-- Aim --
Give the number of lines that include the string "heading", nothing more.

-- Data shown --
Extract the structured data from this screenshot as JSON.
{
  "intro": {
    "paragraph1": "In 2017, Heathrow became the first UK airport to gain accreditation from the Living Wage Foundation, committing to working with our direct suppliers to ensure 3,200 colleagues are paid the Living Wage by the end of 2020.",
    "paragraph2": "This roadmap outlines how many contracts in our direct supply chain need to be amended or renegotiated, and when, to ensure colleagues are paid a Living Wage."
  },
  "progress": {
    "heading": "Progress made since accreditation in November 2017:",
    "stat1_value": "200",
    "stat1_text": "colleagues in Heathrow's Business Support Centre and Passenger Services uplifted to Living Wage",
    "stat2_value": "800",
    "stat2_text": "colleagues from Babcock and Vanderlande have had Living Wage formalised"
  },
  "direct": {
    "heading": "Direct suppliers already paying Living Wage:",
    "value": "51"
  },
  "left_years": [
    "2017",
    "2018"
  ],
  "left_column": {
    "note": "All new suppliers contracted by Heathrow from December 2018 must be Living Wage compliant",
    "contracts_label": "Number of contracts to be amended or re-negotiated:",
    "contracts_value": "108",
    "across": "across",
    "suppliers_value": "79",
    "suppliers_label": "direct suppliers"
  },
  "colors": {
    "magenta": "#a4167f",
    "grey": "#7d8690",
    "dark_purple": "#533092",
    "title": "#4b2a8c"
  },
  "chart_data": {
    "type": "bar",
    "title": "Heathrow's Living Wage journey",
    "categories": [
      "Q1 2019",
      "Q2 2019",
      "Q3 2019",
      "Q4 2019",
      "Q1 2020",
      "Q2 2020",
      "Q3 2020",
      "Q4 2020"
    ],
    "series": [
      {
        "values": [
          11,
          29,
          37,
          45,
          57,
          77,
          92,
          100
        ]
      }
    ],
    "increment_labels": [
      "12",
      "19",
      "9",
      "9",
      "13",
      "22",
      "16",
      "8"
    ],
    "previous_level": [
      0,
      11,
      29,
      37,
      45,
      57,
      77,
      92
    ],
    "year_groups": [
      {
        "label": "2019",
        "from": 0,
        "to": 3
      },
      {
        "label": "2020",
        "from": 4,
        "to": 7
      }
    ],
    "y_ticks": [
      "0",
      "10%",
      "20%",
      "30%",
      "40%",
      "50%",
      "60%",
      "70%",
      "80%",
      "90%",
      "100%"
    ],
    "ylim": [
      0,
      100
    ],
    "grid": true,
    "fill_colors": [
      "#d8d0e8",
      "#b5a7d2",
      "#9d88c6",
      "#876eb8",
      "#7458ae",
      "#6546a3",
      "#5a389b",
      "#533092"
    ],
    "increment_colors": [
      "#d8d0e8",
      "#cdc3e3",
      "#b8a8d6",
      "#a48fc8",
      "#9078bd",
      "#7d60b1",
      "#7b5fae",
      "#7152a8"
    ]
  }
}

* * *

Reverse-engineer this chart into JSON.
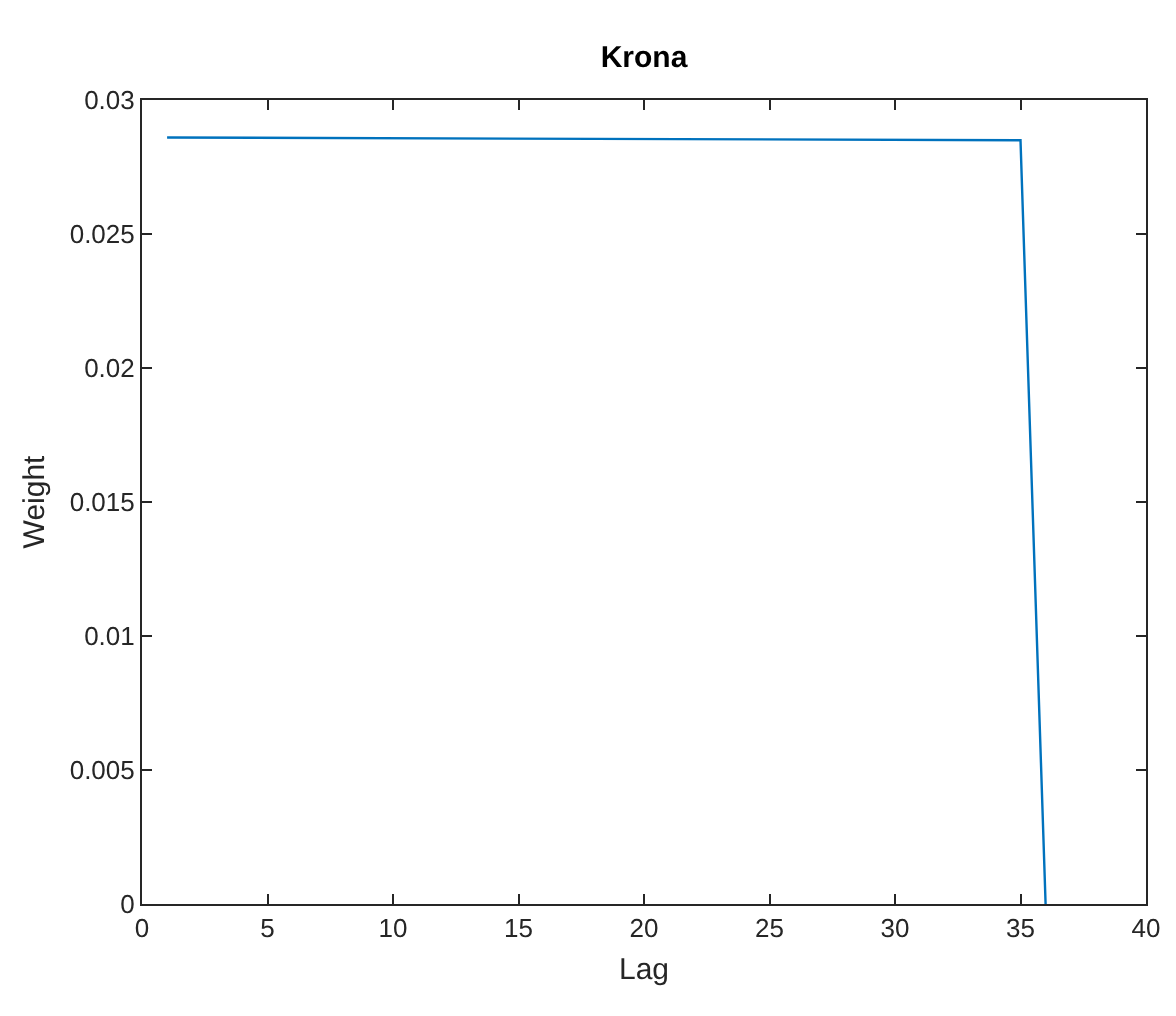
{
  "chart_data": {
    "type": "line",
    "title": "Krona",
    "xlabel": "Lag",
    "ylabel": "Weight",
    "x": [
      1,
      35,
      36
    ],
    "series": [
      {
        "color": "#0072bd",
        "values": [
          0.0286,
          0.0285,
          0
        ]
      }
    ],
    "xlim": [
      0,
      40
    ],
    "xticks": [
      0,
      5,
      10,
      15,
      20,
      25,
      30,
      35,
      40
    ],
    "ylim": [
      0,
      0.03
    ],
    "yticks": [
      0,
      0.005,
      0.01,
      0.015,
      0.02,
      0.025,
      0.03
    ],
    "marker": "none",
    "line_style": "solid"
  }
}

-- Completed task --
2